§ **Task objective**: Transcribe the records below exactly as they appear.
--- Begin ---
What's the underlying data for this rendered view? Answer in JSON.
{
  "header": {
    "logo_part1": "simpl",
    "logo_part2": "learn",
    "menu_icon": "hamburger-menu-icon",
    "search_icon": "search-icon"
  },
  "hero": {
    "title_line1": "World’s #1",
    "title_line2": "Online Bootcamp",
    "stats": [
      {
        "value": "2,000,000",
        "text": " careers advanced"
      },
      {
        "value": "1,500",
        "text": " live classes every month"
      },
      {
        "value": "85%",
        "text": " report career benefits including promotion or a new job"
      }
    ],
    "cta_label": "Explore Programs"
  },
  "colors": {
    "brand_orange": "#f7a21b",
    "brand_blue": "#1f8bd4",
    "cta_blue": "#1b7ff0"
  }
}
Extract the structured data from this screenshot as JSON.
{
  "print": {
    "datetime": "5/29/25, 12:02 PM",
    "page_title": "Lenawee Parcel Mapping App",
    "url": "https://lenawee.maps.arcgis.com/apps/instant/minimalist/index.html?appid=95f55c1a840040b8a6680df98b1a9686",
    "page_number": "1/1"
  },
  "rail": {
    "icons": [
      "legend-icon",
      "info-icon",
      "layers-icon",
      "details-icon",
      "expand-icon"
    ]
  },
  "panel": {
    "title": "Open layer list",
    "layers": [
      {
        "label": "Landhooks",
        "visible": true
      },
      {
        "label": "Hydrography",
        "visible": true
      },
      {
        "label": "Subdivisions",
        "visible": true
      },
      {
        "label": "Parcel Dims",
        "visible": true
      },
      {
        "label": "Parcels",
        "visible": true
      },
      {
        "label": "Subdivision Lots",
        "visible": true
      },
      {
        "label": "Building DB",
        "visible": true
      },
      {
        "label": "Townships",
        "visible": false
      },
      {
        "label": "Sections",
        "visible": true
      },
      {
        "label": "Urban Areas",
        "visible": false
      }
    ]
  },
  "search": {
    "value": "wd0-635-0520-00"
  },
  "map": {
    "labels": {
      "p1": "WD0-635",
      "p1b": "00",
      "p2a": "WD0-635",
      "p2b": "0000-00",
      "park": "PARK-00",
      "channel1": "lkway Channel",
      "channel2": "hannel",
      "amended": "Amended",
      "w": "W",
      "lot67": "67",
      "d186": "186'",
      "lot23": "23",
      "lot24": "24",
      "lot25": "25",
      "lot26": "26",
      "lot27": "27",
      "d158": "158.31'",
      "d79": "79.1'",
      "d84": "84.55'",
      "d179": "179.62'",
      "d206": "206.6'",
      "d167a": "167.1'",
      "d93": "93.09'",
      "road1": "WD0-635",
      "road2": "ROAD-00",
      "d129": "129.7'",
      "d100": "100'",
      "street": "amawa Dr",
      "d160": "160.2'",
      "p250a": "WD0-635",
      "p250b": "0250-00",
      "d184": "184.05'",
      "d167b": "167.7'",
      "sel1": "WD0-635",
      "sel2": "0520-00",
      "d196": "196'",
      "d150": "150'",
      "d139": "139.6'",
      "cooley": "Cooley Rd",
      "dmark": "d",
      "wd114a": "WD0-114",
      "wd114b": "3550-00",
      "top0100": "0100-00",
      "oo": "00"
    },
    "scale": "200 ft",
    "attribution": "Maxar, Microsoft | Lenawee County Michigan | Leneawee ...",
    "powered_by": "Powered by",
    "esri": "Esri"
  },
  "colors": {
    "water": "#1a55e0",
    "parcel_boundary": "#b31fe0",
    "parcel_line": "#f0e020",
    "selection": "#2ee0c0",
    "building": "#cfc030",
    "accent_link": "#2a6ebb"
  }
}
--- End ---
§ **Response below**:
What's the underlying data for this rendered view? Answer in JSON.
{
  "header": {
    "logo_part1": "simpl",
    "logo_part2": "learn",
    "menu_icon": "hamburger-menu-icon",
    "search_icon": "search-icon"
  },
  "hero": {
    "title_line1": "World’s #1",
    "title_line2": "Online Bootcamp",
    "stats": [
      {
        "value": "2,000,000",
        "text": " careers advanced"
      },
      {
        "value": "1,500",
        "text": " live classes every month"
      },
      {
        "value": "85%",
        "text": " report career benefits including promotion or a new job"
      }
    ],
    "cta_label": "Explore Programs"
  },
  "colors": {
    "brand_orange": "#f7a21b",
    "brand_blue": "#1f8bd4",
    "cta_blue": "#1b7ff0"
  }
}
Extract the structured data from this screenshot as JSON.
{
  "print": {
    "datetime": "5/29/25, 12:02 PM",
    "page_title": "Lenawee Parcel Mapping App",
    "url": "https://lenawee.maps.arcgis.com/apps/instant/minimalist/index.html?appid=95f55c1a840040b8a6680df98b1a9686",
    "page_number": "1/1"
  },
  "rail": {
    "icons": [
      "legend-icon",
      "info-icon",
      "layers-icon",
      "details-icon",
      "expand-icon"
    ]
  },
  "panel": {
    "title": "Open layer list",
    "layers": [
      {
        "label": "Landhooks",
        "visible": true
      },
      {
        "label": "Hydrography",
        "visible": true
      },
      {
        "label": "Subdivisions",
        "visible": true
      },
      {
        "label": "Parcel Dims",
        "visible": true
      },
      {
        "label": "Parcels",
        "visible": true
      },
      {
        "label": "Subdivision Lots",
        "visible": true
      },
      {
        "label": "Building DB",
        "visible": true
      },
      {
        "label": "Townships",
        "visible": false
      },
      {
        "label": "Sections",
        "visible": true
      },
      {
        "label": "Urban Areas",
        "visible": false
      }
    ]
  },
  "search": {
    "value": "wd0-635-0520-00"
  },
  "map": {
    "labels": {
      "p1": "WD0-635",
      "p1b": "00",
      "p2a": "WD0-635",
      "p2b": "0000-00",
      "park": "PARK-00",
      "channel1": "lkway Channel",
      "channel2": "hannel",
      "amended": "Amended",
      "w": "W",
      "lot67": "67",
      "d186": "186'",
      "lot23": "23",
      "lot24": "24",
      "lot25": "25",
      "lot26": "26",
      "lot27": "27",
      "d158": "158.31'",
      "d79": "79.1'",
      "d84": "84.55'",
      "d179": "179.62'",
      "d206": "206.6'",
      "d167a": "167.1'",
      "d93": "93.09'",
      "road1": "WD0-635",
      "road2": "ROAD-00",
      "d129": "129.7'",
      "d100": "100'",
      "street": "amawa Dr",
      "d160": "160.2'",
      "p250a": "WD0-635",
      "p250b": "0250-00",
      "d184": "184.05'",
      "d167b": "167.7'",
      "sel1": "WD0-635",
      "sel2": "0520-00",
      "d196": "196'",
      "d150": "150'",
      "d139": "139.6'",
      "cooley": "Cooley Rd",
      "dmark": "d",
      "wd114a": "WD0-114",
      "wd114b": "3550-00",
      "top0100": "0100-00",
      "oo": "00"
    },
    "scale": "200 ft",
    "attribution": "Maxar, Microsoft | Lenawee County Michigan | Leneawee ...",
    "powered_by": "Powered by",
    "esri": "Esri"
  },
  "colors": {
    "water": "#1a55e0",
    "parcel_boundary": "#b31fe0",
    "parcel_line": "#f0e020",
    "selection": "#2ee0c0",
    "building": "#cfc030",
    "accent_link": "#2a6ebb"
  }
}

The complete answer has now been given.